### Your goal
Omit the pictures and retype only the lines from the one containing "Give me the" through the end of the listing, both ends included.
BEGIN
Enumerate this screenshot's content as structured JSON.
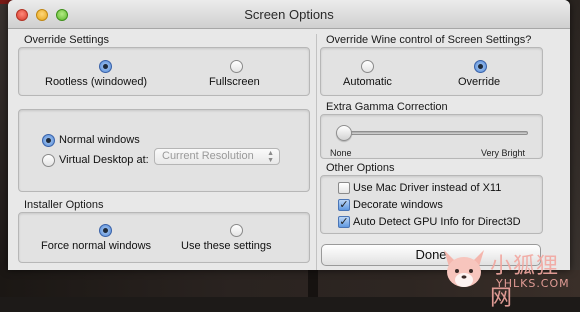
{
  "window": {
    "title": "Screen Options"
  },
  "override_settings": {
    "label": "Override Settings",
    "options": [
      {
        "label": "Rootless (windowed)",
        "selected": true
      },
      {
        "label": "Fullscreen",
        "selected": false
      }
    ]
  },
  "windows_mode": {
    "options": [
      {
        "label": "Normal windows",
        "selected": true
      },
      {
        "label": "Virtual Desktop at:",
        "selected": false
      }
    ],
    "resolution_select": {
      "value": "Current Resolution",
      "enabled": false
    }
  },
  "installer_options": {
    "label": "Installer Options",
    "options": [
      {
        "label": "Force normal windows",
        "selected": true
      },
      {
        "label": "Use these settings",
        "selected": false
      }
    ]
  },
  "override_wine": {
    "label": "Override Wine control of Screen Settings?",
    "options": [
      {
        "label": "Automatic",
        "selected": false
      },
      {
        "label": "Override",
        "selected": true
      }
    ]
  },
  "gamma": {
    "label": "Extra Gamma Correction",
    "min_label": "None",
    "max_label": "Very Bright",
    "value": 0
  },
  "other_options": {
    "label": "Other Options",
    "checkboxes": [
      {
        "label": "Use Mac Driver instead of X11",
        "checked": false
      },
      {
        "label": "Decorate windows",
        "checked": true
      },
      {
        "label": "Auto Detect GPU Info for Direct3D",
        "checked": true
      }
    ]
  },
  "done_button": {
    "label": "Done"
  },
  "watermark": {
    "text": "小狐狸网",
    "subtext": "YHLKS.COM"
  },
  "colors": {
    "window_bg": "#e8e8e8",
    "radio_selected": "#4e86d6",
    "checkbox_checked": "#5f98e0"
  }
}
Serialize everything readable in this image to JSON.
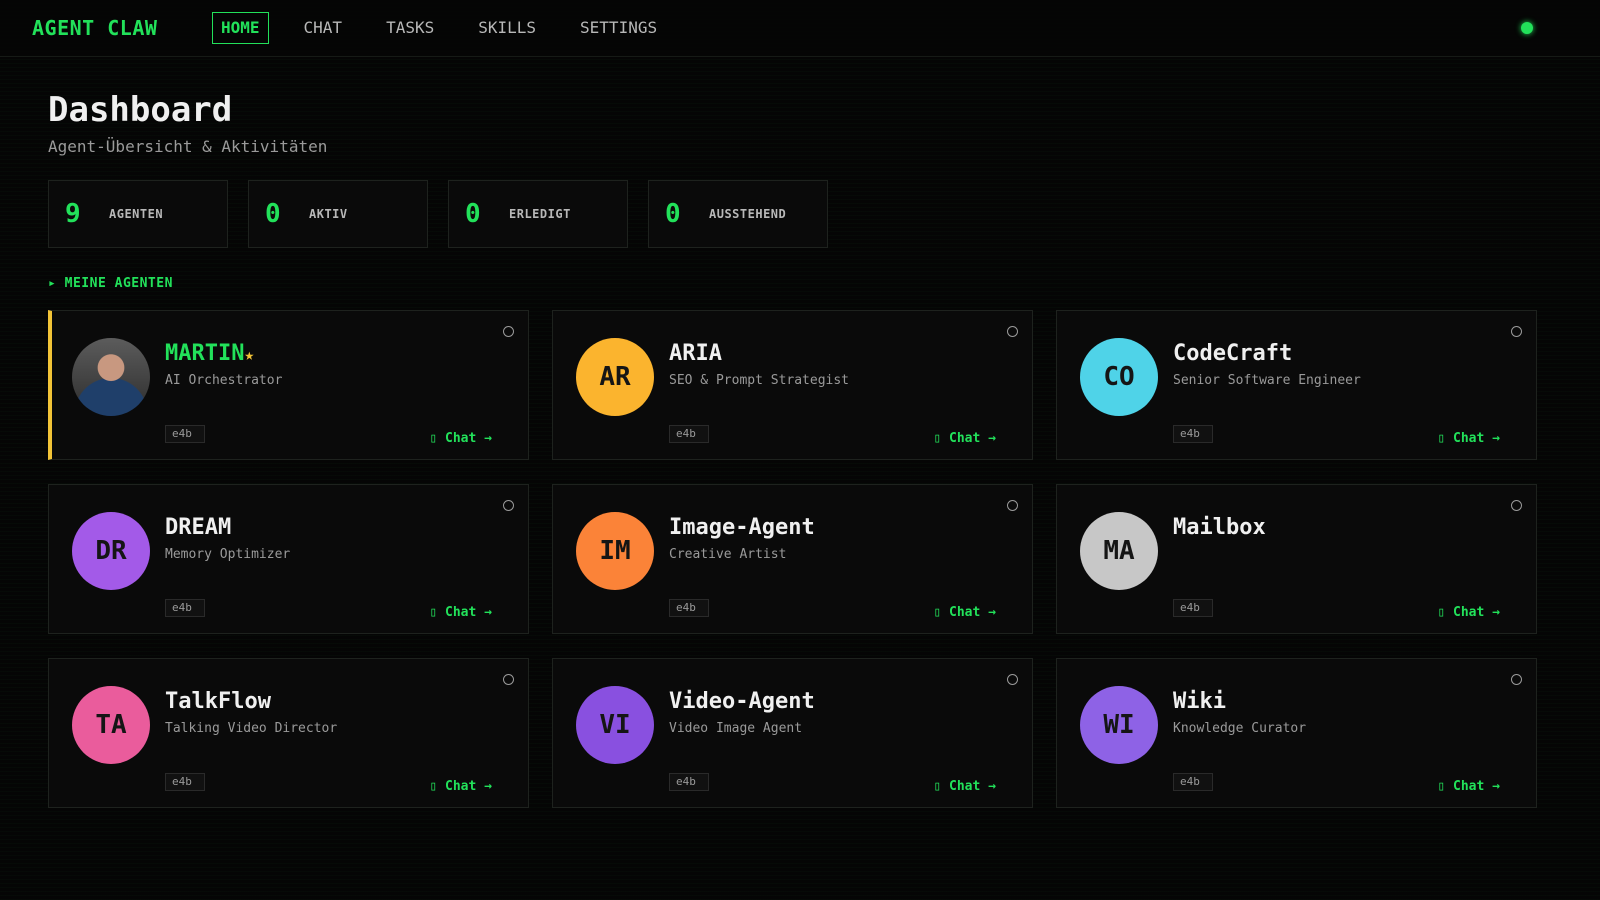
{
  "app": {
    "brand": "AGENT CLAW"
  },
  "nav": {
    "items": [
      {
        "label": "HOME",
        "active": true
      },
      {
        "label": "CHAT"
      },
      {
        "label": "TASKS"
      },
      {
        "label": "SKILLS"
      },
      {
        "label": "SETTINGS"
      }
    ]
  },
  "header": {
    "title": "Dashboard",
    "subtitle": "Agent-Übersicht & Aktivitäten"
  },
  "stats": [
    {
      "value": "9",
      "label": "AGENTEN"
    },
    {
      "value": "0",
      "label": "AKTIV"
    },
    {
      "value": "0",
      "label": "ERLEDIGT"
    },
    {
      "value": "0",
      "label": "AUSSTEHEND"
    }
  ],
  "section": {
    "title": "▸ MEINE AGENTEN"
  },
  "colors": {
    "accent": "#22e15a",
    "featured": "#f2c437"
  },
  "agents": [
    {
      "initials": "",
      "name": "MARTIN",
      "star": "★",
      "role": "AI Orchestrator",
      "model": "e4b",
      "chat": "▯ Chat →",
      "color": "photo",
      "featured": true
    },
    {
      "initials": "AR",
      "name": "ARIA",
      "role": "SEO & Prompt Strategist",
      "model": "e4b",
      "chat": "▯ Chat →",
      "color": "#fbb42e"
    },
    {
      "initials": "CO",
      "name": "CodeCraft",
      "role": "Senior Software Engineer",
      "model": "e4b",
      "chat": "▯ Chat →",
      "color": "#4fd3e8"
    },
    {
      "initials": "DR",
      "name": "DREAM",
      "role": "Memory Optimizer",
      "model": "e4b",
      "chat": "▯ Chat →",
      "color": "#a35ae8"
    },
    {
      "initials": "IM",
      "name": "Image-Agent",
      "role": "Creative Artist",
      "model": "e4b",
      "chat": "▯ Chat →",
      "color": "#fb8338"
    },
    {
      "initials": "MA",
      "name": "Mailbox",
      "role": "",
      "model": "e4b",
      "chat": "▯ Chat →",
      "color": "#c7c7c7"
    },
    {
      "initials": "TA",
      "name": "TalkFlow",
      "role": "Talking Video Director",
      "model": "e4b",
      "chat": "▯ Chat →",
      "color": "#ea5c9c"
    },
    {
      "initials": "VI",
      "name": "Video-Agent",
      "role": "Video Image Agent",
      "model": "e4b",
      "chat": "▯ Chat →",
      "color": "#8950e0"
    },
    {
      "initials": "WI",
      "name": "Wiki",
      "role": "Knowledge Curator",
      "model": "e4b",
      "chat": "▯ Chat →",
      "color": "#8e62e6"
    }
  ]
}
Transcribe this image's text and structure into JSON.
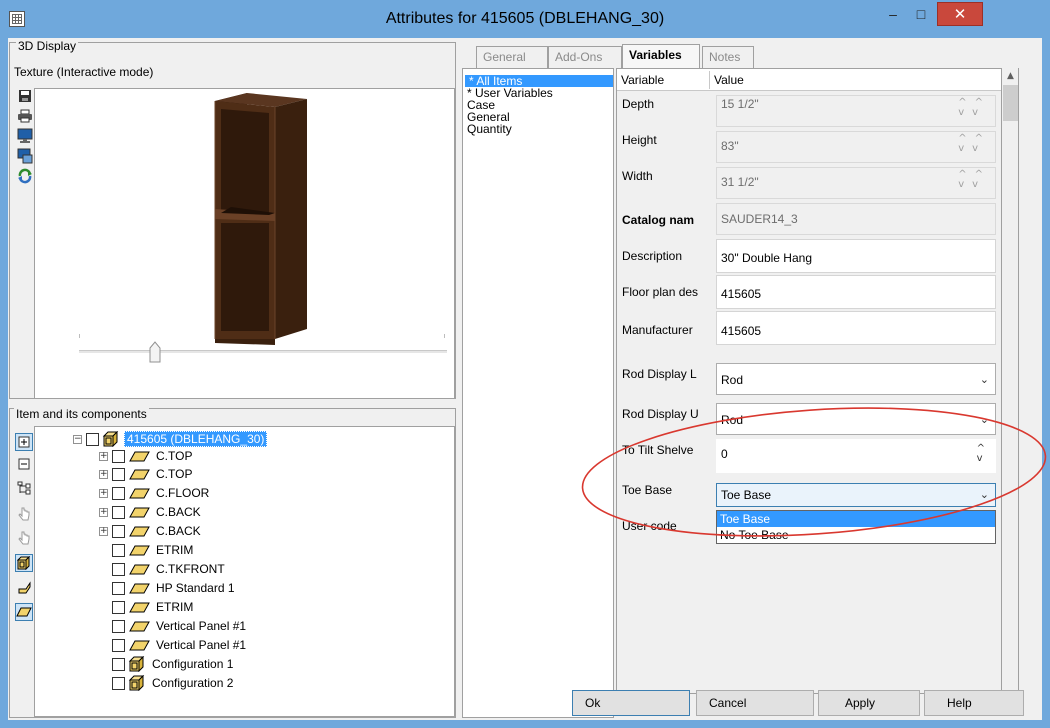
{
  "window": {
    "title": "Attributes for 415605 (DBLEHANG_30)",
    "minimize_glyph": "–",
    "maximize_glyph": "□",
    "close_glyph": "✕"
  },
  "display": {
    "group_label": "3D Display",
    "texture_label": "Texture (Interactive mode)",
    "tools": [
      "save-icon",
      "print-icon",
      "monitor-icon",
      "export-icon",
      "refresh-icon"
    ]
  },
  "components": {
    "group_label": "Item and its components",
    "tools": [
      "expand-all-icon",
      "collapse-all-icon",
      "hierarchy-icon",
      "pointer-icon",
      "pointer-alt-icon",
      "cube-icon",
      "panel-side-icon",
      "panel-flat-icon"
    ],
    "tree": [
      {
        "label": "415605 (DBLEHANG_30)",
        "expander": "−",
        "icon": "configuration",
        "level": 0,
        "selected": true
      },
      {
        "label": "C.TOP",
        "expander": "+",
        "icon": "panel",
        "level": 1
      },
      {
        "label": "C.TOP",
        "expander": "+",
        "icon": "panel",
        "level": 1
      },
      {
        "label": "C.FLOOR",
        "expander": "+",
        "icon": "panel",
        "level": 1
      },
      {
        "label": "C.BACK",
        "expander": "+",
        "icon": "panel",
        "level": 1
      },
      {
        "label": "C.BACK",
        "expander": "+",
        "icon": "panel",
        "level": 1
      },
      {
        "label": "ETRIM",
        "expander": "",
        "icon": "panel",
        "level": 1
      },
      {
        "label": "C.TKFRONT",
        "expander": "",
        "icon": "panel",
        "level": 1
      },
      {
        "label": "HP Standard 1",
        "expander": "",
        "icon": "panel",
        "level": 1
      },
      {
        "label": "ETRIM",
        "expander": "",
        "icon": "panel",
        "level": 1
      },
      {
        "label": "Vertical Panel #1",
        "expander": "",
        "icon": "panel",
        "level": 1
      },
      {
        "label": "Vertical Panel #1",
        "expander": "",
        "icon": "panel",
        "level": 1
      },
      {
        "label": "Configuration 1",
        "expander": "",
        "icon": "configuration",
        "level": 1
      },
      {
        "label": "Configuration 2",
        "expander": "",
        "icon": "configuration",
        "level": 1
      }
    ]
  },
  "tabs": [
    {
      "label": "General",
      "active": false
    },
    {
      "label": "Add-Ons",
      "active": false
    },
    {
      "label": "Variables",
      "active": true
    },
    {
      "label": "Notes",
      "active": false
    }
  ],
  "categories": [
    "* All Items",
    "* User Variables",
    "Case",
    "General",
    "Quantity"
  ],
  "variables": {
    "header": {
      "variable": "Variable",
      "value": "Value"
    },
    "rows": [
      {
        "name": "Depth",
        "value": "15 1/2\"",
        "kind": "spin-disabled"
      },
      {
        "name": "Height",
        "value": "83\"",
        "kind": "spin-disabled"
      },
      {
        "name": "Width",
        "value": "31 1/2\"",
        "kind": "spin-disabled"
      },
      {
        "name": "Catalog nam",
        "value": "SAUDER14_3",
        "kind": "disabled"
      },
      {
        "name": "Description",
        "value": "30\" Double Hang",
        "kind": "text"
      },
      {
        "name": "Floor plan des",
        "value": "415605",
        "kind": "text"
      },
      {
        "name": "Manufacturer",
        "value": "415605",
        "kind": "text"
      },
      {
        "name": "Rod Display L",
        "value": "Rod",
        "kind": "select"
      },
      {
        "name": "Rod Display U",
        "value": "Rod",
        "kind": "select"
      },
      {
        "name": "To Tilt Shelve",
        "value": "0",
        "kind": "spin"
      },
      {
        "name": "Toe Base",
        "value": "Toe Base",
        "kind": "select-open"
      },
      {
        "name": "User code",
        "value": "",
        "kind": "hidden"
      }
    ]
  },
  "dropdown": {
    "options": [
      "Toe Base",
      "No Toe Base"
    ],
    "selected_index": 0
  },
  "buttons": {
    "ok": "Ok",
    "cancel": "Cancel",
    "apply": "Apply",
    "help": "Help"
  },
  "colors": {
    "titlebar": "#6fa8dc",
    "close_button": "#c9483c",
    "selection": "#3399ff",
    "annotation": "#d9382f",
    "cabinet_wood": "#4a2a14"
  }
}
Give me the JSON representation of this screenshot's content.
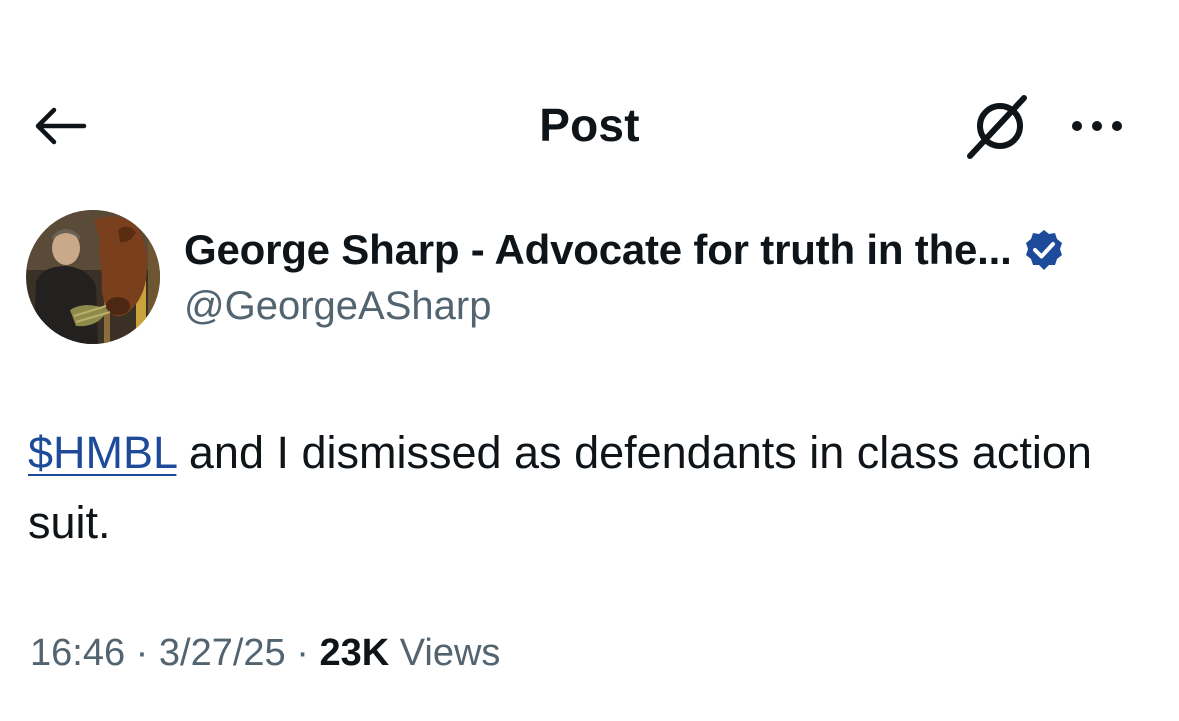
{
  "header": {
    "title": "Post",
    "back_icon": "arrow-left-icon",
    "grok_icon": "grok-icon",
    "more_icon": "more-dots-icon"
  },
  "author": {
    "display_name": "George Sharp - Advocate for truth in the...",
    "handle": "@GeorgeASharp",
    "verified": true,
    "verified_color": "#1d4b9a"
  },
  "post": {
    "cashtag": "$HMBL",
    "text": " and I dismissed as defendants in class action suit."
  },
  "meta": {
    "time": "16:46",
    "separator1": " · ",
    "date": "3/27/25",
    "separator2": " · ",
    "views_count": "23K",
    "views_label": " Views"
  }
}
END
### Answer to the exercise
Give me the JSON representation of this screenshot's content.
{
  "header": {
    "title": "Post",
    "back_icon": "arrow-left-icon",
    "grok_icon": "grok-icon",
    "more_icon": "more-dots-icon"
  },
  "author": {
    "display_name": "George Sharp - Advocate for truth in the...",
    "handle": "@GeorgeASharp",
    "verified": true,
    "verified_color": "#1d4b9a"
  },
  "post": {
    "cashtag": "$HMBL",
    "text": " and I dismissed as defendants in class action suit."
  },
  "meta": {
    "time": "16:46",
    "separator1": " · ",
    "date": "3/27/25",
    "separator2": " · ",
    "views_count": "23K",
    "views_label": " Views"
  }
}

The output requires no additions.